# start of Provided records

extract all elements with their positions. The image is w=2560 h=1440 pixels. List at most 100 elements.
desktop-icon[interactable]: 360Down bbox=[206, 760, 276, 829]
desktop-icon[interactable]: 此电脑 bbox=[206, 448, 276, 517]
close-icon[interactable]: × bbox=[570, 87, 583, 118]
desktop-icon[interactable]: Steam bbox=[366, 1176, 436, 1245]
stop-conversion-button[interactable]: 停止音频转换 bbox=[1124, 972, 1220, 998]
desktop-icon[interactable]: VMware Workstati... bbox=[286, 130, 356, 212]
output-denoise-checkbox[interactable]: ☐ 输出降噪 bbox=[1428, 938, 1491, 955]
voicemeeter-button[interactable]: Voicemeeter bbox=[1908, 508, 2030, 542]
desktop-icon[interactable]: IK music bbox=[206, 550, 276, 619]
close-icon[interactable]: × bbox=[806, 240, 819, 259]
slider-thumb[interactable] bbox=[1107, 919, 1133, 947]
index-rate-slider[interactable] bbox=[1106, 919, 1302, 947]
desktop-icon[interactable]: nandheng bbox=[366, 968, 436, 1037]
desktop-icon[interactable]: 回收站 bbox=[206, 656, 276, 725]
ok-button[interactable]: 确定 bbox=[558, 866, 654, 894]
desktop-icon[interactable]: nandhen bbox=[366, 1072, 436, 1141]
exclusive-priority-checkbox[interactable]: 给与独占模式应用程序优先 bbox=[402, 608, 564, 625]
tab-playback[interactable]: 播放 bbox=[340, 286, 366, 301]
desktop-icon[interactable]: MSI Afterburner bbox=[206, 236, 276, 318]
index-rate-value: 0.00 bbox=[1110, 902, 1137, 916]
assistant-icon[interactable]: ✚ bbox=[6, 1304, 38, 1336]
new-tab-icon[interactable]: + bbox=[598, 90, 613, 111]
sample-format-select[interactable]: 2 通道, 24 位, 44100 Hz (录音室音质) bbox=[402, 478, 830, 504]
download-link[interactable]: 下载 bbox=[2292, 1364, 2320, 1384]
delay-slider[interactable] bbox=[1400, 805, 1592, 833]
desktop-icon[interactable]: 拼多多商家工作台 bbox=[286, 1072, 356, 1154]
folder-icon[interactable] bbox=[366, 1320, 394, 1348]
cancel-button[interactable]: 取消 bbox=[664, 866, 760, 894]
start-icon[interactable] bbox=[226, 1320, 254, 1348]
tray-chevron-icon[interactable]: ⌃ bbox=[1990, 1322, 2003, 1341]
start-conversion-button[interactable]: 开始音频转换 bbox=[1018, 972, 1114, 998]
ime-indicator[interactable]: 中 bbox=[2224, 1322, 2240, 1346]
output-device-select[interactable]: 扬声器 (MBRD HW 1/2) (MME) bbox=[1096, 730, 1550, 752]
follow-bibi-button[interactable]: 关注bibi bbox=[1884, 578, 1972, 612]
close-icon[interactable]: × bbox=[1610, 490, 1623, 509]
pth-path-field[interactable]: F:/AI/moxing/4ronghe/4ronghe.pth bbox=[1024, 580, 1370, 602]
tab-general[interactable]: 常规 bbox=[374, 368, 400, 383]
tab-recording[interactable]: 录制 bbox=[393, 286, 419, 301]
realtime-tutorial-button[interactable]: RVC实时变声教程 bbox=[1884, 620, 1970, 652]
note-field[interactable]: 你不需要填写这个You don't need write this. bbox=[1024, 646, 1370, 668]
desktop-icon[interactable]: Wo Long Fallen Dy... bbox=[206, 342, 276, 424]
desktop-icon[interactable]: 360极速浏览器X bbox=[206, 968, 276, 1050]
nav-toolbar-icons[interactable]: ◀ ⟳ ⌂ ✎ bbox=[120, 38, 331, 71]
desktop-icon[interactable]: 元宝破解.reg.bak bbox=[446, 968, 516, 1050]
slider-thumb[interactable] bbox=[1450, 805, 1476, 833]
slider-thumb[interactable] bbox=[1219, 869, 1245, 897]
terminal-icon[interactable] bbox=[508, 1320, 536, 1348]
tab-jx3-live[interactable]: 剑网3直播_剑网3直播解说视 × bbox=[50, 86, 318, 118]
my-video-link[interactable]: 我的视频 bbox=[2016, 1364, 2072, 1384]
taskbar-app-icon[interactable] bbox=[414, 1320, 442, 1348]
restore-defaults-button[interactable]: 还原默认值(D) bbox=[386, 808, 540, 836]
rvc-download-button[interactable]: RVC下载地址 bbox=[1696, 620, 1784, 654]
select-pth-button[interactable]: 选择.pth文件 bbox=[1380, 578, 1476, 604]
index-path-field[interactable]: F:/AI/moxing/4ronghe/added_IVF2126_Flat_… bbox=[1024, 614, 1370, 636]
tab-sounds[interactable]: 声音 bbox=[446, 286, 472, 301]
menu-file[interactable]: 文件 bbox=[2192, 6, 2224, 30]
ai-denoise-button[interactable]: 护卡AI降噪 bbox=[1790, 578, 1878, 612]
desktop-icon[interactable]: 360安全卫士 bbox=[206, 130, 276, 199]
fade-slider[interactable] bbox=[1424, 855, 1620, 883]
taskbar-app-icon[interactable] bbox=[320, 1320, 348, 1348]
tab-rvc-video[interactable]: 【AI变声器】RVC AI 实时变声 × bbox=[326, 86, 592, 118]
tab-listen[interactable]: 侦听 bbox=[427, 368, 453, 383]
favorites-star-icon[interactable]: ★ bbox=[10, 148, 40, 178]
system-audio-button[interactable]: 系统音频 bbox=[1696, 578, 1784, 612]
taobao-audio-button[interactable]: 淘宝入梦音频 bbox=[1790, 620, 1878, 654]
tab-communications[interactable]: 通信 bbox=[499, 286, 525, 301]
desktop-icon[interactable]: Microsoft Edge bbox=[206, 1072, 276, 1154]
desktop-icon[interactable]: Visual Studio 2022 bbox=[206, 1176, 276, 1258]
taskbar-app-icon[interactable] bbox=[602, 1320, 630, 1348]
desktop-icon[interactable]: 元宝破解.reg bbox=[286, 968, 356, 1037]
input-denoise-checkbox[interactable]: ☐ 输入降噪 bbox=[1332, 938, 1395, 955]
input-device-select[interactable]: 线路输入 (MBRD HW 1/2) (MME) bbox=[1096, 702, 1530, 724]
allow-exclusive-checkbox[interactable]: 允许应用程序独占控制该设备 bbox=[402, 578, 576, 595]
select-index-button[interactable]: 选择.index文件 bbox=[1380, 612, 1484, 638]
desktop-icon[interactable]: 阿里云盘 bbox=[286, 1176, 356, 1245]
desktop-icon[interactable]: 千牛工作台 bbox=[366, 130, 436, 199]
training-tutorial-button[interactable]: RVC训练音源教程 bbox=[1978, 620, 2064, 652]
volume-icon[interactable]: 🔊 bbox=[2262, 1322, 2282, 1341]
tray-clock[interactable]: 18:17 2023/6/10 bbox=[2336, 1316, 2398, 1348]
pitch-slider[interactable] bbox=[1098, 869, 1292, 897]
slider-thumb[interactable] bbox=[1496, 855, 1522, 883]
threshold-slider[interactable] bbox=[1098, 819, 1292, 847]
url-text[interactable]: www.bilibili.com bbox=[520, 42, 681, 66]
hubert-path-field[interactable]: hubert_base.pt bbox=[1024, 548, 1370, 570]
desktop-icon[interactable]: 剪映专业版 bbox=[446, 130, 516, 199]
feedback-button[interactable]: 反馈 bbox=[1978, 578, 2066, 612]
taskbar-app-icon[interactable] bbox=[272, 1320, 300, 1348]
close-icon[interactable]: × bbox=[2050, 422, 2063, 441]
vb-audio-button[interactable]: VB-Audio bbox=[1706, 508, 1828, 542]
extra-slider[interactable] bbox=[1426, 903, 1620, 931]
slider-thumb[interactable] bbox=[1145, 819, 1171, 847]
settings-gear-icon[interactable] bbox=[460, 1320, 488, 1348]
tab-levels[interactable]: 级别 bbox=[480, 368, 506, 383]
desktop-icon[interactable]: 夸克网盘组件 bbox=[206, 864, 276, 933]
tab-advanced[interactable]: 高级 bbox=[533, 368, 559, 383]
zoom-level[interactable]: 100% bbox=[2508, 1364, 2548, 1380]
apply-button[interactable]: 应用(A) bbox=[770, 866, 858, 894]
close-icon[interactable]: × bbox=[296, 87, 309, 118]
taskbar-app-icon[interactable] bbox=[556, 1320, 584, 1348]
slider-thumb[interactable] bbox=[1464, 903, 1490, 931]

# end of Provided records

*Task to complete*
Starting at the top of the records and ending with the line that contains "output-denoise-checkbox[interactable]: ☐ 输出降噪", switch every "desktop-icon" to "shortcut-icon" and leave the rest untouched. Output only those lines.

*Finished exercise*
extract all elements with their positions. The image is w=2560 h=1440 pixels. List at most 100 elements.
shortcut-icon[interactable]: 360Down bbox=[206, 760, 276, 829]
shortcut-icon[interactable]: 此电脑 bbox=[206, 448, 276, 517]
close-icon[interactable]: × bbox=[570, 87, 583, 118]
shortcut-icon[interactable]: Steam bbox=[366, 1176, 436, 1245]
stop-conversion-button[interactable]: 停止音频转换 bbox=[1124, 972, 1220, 998]
shortcut-icon[interactable]: VMware Workstati... bbox=[286, 130, 356, 212]
output-denoise-checkbox[interactable]: ☐ 输出降噪 bbox=[1428, 938, 1491, 955]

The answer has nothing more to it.